- [Aim of the task] Output the material beneath exactly, leaving nothing out.

- [Entries shown]
/---

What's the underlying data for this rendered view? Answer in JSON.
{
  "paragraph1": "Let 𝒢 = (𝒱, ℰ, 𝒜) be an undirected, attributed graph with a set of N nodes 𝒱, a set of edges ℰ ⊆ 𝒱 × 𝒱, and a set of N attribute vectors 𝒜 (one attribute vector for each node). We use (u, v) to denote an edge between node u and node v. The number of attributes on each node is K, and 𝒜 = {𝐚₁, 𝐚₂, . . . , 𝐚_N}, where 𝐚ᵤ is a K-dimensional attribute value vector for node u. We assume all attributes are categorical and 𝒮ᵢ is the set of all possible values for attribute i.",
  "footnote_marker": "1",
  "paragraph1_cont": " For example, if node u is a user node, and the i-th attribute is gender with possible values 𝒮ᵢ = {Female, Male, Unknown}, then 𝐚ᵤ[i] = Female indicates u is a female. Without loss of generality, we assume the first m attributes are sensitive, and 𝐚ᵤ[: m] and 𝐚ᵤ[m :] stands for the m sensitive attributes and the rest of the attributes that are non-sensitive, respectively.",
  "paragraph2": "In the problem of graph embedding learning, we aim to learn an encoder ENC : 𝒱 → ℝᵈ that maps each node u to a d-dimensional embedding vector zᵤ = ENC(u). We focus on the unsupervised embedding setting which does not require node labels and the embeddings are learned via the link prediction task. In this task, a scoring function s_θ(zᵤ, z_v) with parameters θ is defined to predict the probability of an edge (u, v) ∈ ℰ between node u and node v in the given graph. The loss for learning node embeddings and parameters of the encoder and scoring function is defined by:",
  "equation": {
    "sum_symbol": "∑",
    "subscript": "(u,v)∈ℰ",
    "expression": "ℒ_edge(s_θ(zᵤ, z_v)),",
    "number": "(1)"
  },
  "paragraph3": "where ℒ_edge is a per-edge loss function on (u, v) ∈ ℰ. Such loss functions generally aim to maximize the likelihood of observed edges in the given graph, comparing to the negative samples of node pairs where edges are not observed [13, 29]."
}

\---

- [Complete response]
What's the underlying data for this rendered view? Answer in JSON.
{
  "paragraph1": "Let 𝒢 = (𝒱, ℰ, 𝒜) be an undirected, attributed graph with a set of N nodes 𝒱, a set of edges ℰ ⊆ 𝒱 × 𝒱, and a set of N attribute vectors 𝒜 (one attribute vector for each node). We use (u, v) to denote an edge between node u and node v. The number of attributes on each node is K, and 𝒜 = {𝐚₁, 𝐚₂, . . . , 𝐚_N}, where 𝐚ᵤ is a K-dimensional attribute value vector for node u. We assume all attributes are categorical and 𝒮ᵢ is the set of all possible values for attribute i.",
  "footnote_marker": "1",
  "paragraph1_cont": " For example, if node u is a user node, and the i-th attribute is gender with possible values 𝒮ᵢ = {Female, Male, Unknown}, then 𝐚ᵤ[i] = Female indicates u is a female. Without loss of generality, we assume the first m attributes are sensitive, and 𝐚ᵤ[: m] and 𝐚ᵤ[m :] stands for the m sensitive attributes and the rest of the attributes that are non-sensitive, respectively.",
  "paragraph2": "In the problem of graph embedding learning, we aim to learn an encoder ENC : 𝒱 → ℝᵈ that maps each node u to a d-dimensional embedding vector zᵤ = ENC(u). We focus on the unsupervised embedding setting which does not require node labels and the embeddings are learned via the link prediction task. In this task, a scoring function s_θ(zᵤ, z_v) with parameters θ is defined to predict the probability of an edge (u, v) ∈ ℰ between node u and node v in the given graph. The loss for learning node embeddings and parameters of the encoder and scoring function is defined by:",
  "equation": {
    "sum_symbol": "∑",
    "subscript": "(u,v)∈ℰ",
    "expression": "ℒ_edge(s_θ(zᵤ, z_v)),",
    "number": "(1)"
  },
  "paragraph3": "where ℒ_edge is a per-edge loss function on (u, v) ∈ ℰ. Such loss functions generally aim to maximize the likelihood of observed edges in the given graph, comparing to the negative samples of node pairs where edges are not observed [13, 29]."
}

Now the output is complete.